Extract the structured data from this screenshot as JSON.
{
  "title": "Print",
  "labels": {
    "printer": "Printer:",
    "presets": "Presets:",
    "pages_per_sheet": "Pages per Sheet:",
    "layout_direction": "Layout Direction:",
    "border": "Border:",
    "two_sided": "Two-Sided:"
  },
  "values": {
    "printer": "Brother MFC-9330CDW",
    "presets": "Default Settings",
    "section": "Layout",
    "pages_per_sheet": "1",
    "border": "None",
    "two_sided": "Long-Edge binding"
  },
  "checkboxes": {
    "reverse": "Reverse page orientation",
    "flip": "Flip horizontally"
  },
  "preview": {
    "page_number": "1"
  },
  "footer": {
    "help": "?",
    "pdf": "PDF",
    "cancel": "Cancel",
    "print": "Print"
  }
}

==========

> WRITTEN INSTRUCTION
Nothing may be left out: return each entry exactly as it reads.

> WRITTEN RESPONSE
Extract the structured data from this screenshot as JSON.
{
  "title": "Print",
  "labels": {
    "printer": "Printer:",
    "presets": "Presets:",
    "pages_per_sheet": "Pages per Sheet:",
    "layout_direction": "Layout Direction:",
    "border": "Border:",
    "two_sided": "Two-Sided:"
  },
  "values": {
    "printer": "Brother MFC-9330CDW",
    "presets": "Default Settings",
    "section": "Layout",
    "pages_per_sheet": "1",
    "border": "None",
    "two_sided": "Long-Edge binding"
  },
  "checkboxes": {
    "reverse": "Reverse page orientation",
    "flip": "Flip horizontally"
  },
  "preview": {
    "page_number": "1"
  },
  "footer": {
    "help": "?",
    "pdf": "PDF",
    "cancel": "Cancel",
    "print": "Print"
  }
}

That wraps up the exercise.